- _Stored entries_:
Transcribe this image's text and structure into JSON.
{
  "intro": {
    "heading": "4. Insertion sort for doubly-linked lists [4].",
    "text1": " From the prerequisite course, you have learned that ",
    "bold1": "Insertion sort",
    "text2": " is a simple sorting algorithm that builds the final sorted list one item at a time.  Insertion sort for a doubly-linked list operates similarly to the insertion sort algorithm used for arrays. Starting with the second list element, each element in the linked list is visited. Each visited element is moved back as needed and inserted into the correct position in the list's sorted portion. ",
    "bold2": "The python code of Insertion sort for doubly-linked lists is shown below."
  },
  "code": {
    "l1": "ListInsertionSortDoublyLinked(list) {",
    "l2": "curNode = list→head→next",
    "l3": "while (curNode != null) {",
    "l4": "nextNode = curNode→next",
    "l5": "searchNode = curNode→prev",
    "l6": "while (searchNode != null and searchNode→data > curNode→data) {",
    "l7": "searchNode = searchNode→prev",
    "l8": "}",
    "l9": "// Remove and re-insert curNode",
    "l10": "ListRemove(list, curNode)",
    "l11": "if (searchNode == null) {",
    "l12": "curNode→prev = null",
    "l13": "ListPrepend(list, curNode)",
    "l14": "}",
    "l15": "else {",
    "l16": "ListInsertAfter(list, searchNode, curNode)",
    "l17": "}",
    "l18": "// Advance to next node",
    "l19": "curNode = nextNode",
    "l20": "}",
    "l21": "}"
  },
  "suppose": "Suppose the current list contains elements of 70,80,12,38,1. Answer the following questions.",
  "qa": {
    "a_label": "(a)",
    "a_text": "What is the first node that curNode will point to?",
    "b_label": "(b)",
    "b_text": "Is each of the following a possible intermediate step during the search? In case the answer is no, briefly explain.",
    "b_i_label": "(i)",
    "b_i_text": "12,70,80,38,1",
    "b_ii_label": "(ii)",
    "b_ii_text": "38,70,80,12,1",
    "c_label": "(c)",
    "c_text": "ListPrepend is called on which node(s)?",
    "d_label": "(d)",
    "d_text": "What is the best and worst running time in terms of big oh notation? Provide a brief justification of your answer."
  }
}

- _TO BE DONE_:
Write out every record verbatim.

- _FINAL RESULT_:
Transcribe this image's text and structure into JSON.
{
  "intro": {
    "heading": "4. Insertion sort for doubly-linked lists [4].",
    "text1": " From the prerequisite course, you have learned that ",
    "bold1": "Insertion sort",
    "text2": " is a simple sorting algorithm that builds the final sorted list one item at a time.  Insertion sort for a doubly-linked list operates similarly to the insertion sort algorithm used for arrays. Starting with the second list element, each element in the linked list is visited. Each visited element is moved back as needed and inserted into the correct position in the list's sorted portion. ",
    "bold2": "The python code of Insertion sort for doubly-linked lists is shown below."
  },
  "code": {
    "l1": "ListInsertionSortDoublyLinked(list) {",
    "l2": "curNode = list→head→next",
    "l3": "while (curNode != null) {",
    "l4": "nextNode = curNode→next",
    "l5": "searchNode = curNode→prev",
    "l6": "while (searchNode != null and searchNode→data > curNode→data) {",
    "l7": "searchNode = searchNode→prev",
    "l8": "}",
    "l9": "// Remove and re-insert curNode",
    "l10": "ListRemove(list, curNode)",
    "l11": "if (searchNode == null) {",
    "l12": "curNode→prev = null",
    "l13": "ListPrepend(list, curNode)",
    "l14": "}",
    "l15": "else {",
    "l16": "ListInsertAfter(list, searchNode, curNode)",
    "l17": "}",
    "l18": "// Advance to next node",
    "l19": "curNode = nextNode",
    "l20": "}",
    "l21": "}"
  },
  "suppose": "Suppose the current list contains elements of 70,80,12,38,1. Answer the following questions.",
  "qa": {
    "a_label": "(a)",
    "a_text": "What is the first node that curNode will point to?",
    "b_label": "(b)",
    "b_text": "Is each of the following a possible intermediate step during the search? In case the answer is no, briefly explain.",
    "b_i_label": "(i)",
    "b_i_text": "12,70,80,38,1",
    "b_ii_label": "(ii)",
    "b_ii_text": "38,70,80,12,1",
    "c_label": "(c)",
    "c_text": "ListPrepend is called on which node(s)?",
    "d_label": "(d)",
    "d_text": "What is the best and worst running time in terms of big oh notation? Provide a brief justification of your answer."
  }
}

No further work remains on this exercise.